*TASK PROMPT*
Omit all images, then return the remaining material exactly as it stands.

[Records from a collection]
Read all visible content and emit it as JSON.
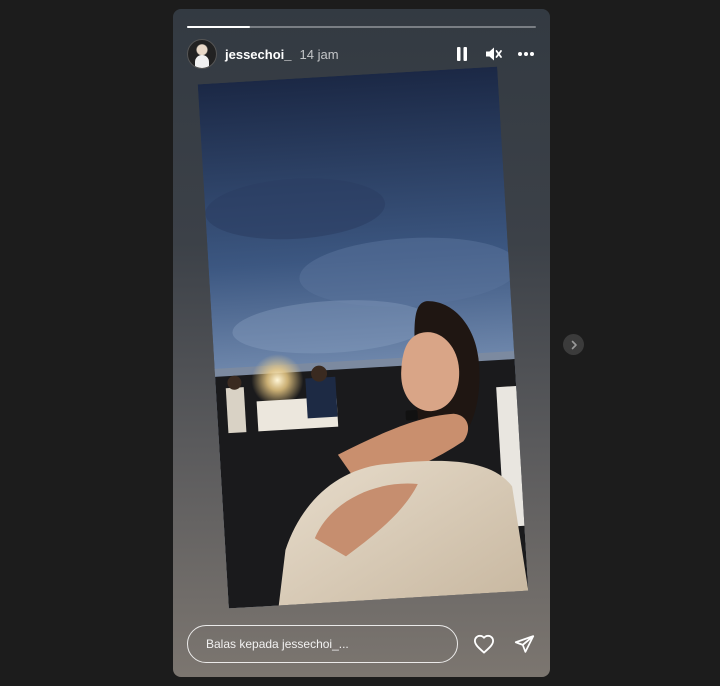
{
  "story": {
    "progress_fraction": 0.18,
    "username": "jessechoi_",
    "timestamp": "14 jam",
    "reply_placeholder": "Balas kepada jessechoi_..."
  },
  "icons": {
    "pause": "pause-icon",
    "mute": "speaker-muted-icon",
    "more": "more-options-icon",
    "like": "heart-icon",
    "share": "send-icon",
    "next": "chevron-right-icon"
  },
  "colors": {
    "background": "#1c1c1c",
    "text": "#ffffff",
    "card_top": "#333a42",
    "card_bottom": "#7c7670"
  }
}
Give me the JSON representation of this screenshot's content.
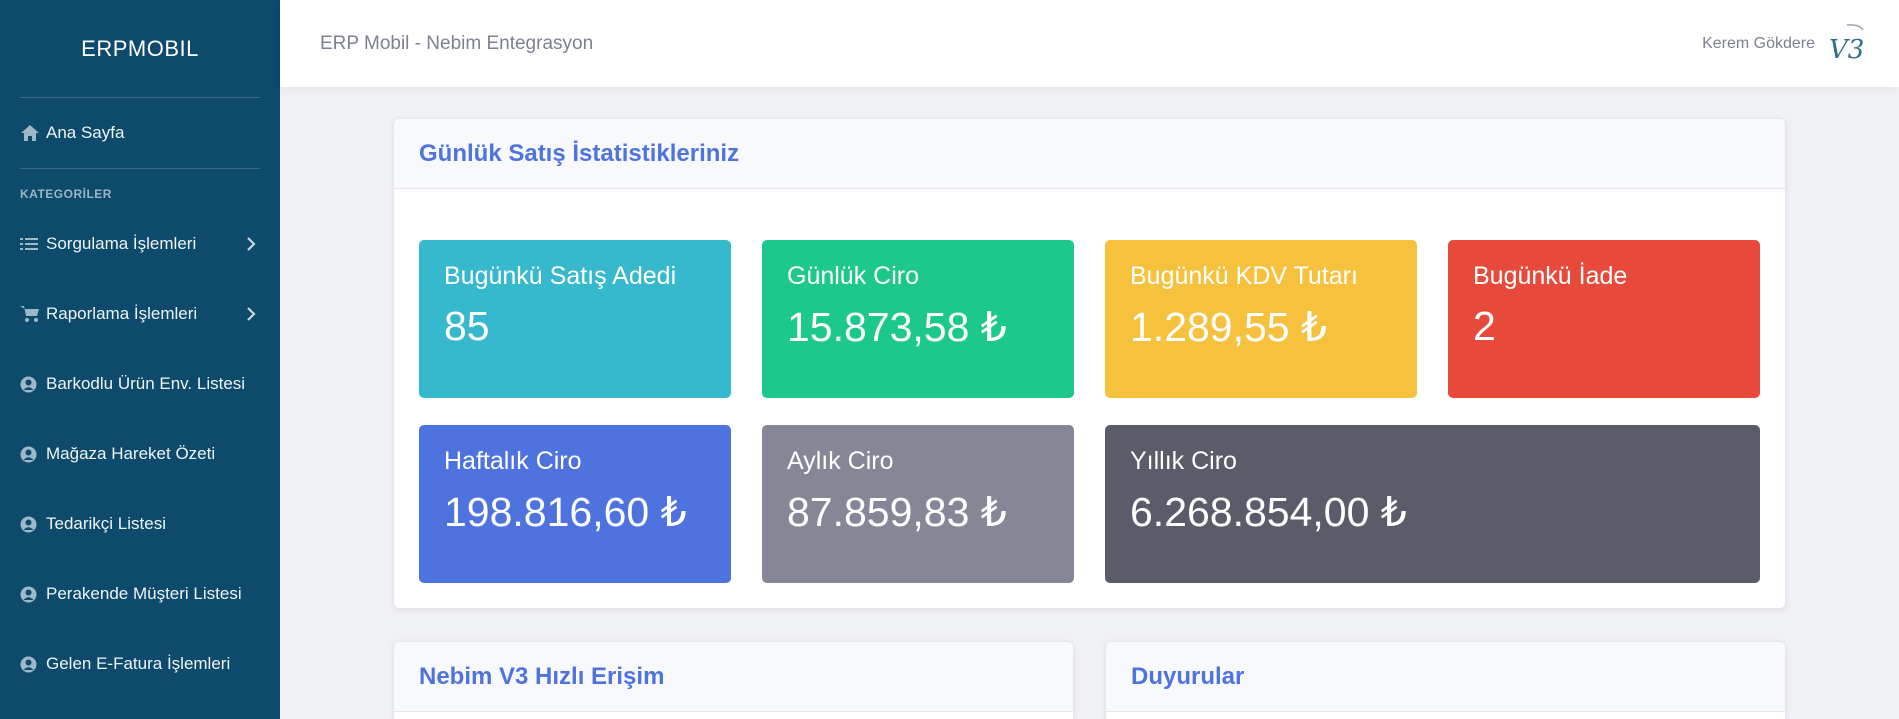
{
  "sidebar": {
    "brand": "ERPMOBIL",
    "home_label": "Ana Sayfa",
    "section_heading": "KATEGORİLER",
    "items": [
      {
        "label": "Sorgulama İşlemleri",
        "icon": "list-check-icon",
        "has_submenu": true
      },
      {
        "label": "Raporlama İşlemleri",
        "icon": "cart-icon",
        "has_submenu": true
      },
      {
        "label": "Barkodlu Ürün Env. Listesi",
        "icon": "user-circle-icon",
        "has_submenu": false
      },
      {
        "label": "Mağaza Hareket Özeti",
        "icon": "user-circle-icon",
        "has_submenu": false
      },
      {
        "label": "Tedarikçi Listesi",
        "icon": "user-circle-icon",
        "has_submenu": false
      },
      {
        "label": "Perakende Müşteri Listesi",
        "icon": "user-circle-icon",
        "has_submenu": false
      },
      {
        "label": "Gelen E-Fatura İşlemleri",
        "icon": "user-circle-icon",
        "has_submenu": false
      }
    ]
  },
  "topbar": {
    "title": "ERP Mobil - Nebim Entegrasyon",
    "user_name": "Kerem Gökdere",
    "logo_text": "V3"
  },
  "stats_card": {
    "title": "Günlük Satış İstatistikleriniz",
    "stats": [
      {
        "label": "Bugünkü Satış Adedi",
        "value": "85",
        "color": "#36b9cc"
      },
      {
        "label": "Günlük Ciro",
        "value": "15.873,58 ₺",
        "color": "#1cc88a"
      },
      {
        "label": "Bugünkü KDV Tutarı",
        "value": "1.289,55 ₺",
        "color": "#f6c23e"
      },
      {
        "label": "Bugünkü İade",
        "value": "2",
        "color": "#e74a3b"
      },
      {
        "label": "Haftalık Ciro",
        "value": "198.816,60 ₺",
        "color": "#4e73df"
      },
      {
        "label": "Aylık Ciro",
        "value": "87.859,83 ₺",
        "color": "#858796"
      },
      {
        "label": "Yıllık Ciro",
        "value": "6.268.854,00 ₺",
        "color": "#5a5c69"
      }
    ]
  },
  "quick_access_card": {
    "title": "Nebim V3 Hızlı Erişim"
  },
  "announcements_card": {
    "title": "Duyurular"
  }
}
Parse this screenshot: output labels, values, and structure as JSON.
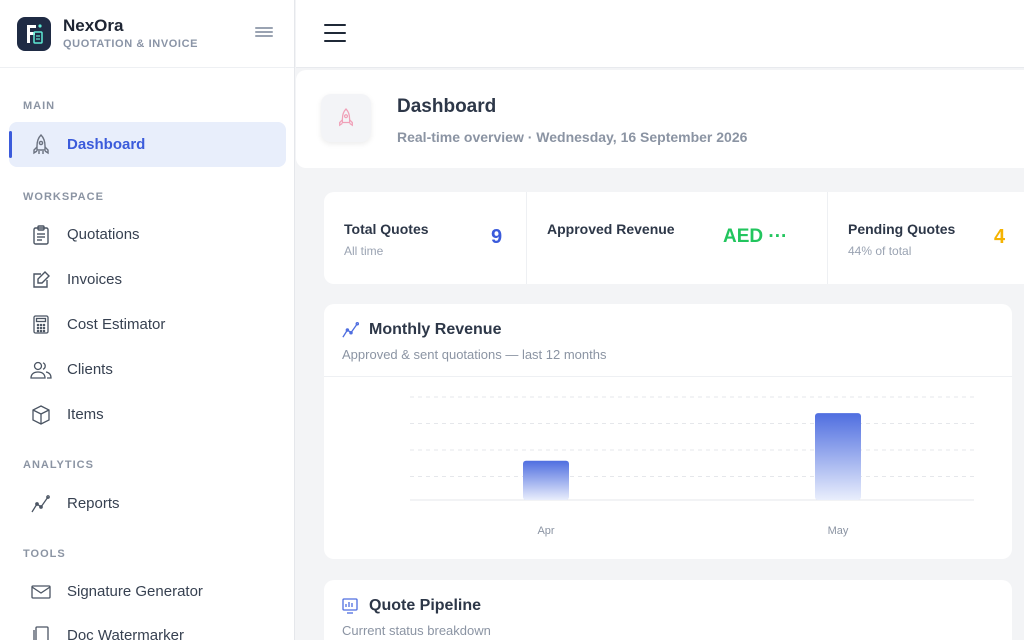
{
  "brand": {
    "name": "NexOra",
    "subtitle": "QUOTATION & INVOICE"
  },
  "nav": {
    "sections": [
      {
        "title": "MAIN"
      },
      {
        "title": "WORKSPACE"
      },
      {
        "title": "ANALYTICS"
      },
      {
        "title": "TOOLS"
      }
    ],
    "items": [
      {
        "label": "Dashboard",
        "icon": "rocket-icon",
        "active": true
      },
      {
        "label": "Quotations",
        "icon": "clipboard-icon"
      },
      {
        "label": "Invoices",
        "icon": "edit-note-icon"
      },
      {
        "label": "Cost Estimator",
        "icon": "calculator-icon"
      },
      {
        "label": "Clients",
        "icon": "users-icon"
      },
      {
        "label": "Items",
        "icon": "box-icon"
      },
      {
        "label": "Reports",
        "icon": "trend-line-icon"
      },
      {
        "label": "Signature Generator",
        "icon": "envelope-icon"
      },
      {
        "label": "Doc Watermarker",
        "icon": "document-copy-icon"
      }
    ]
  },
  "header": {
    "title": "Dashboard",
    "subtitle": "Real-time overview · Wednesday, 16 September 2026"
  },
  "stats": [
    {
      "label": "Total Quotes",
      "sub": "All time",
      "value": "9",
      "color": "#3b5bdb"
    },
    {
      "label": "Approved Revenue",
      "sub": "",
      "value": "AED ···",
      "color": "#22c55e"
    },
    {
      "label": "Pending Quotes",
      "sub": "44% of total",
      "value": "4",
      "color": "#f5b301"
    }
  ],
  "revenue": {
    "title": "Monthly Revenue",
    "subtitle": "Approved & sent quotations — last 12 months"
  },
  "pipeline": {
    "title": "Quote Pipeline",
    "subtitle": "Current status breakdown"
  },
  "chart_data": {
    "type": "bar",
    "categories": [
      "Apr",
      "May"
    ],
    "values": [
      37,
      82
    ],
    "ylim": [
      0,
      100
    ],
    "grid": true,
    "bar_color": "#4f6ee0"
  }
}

*EXERCISE OUTPUT*
Read all visible content and emit it as JSON.
{
  "story": {
    "progress_fraction": 0.18,
    "username": "jessechoi_",
    "timestamp": "14 jam",
    "reply_placeholder": "Balas kepada jessechoi_..."
  },
  "icons": {
    "pause": "pause-icon",
    "mute": "speaker-muted-icon",
    "more": "more-options-icon",
    "like": "heart-icon",
    "share": "send-icon",
    "next": "chevron-right-icon"
  },
  "colors": {
    "background": "#1c1c1c",
    "text": "#ffffff",
    "card_top": "#333a42",
    "card_bottom": "#7c7670"
  }
}
Give me the JSON representation of this screenshot's content.
{
  "sidebar": {
    "brand": "ERPMOBIL",
    "home_label": "Ana Sayfa",
    "section_heading": "KATEGORİLER",
    "items": [
      {
        "label": "Sorgulama İşlemleri",
        "icon": "list-check-icon",
        "has_submenu": true
      },
      {
        "label": "Raporlama İşlemleri",
        "icon": "cart-icon",
        "has_submenu": true
      },
      {
        "label": "Barkodlu Ürün Env. Listesi",
        "icon": "user-circle-icon",
        "has_submenu": false
      },
      {
        "label": "Mağaza Hareket Özeti",
        "icon": "user-circle-icon",
        "has_submenu": false
      },
      {
        "label": "Tedarikçi Listesi",
        "icon": "user-circle-icon",
        "has_submenu": false
      },
      {
        "label": "Perakende Müşteri Listesi",
        "icon": "user-circle-icon",
        "has_submenu": false
      },
      {
        "label": "Gelen E-Fatura İşlemleri",
        "icon": "user-circle-icon",
        "has_submenu": false
      }
    ]
  },
  "topbar": {
    "title": "ERP Mobil - Nebim Entegrasyon",
    "user_name": "Kerem Gökdere",
    "logo_text": "V3"
  },
  "stats_card": {
    "title": "Günlük Satış İstatistikleriniz",
    "stats": [
      {
        "label": "Bugünkü Satış Adedi",
        "value": "85",
        "color": "#36b9cc"
      },
      {
        "label": "Günlük Ciro",
        "value": "15.873,58 ₺",
        "color": "#1cc88a"
      },
      {
        "label": "Bugünkü KDV Tutarı",
        "value": "1.289,55 ₺",
        "color": "#f6c23e"
      },
      {
        "label": "Bugünkü İade",
        "value": "2",
        "color": "#e74a3b"
      },
      {
        "label": "Haftalık Ciro",
        "value": "198.816,60 ₺",
        "color": "#4e73df"
      },
      {
        "label": "Aylık Ciro",
        "value": "87.859,83 ₺",
        "color": "#858796"
      },
      {
        "label": "Yıllık Ciro",
        "value": "6.268.854,00 ₺",
        "color": "#5a5c69"
      }
    ]
  },
  "quick_access_card": {
    "title": "Nebim V3 Hızlı Erişim"
  },
  "announcements_card": {
    "title": "Duyurular"
  }
}
Parse this screenshot: output labels, values, and structure as JSON.
{
  "brand": {
    "name": "NexOra",
    "subtitle": "QUOTATION & INVOICE"
  },
  "nav": {
    "sections": [
      {
        "title": "MAIN"
      },
      {
        "title": "WORKSPACE"
      },
      {
        "title": "ANALYTICS"
      },
      {
        "title": "TOOLS"
      }
    ],
    "items": [
      {
        "label": "Dashboard",
        "icon": "rocket-icon",
        "active": true
      },
      {
        "label": "Quotations",
        "icon": "clipboard-icon"
      },
      {
        "label": "Invoices",
        "icon": "edit-note-icon"
      },
      {
        "label": "Cost Estimator",
        "icon": "calculator-icon"
      },
      {
        "label": "Clients",
        "icon": "users-icon"
      },
      {
        "label": "Items",
        "icon": "box-icon"
      },
      {
        "label": "Reports",
        "icon": "trend-line-icon"
      },
      {
        "label": "Signature Generator",
        "icon": "envelope-icon"
      },
      {
        "label": "Doc Watermarker",
        "icon": "document-copy-icon"
      }
    ]
  },
  "header": {
    "title": "Dashboard",
    "subtitle": "Real-time overview · Wednesday, 16 September 2026"
  },
  "stats": [
    {
      "label": "Total Quotes",
      "sub": "All time",
      "value": "9",
      "color": "#3b5bdb"
    },
    {
      "label": "Approved Revenue",
      "sub": "",
      "value": "AED ···",
      "color": "#22c55e"
    },
    {
      "label": "Pending Quotes",
      "sub": "44% of total",
      "value": "4",
      "color": "#f5b301"
    }
  ],
  "revenue": {
    "title": "Monthly Revenue",
    "subtitle": "Approved & sent quotations — last 12 months"
  },
  "pipeline": {
    "title": "Quote Pipeline",
    "subtitle": "Current status breakdown"
  },
  "chart_data": {
    "type": "bar",
    "categories": [
      "Apr",
      "May"
    ],
    "values": [
      37,
      82
    ],
    "ylim": [
      0,
      100
    ],
    "grid": true,
    "bar_color": "#4f6ee0"
  }
}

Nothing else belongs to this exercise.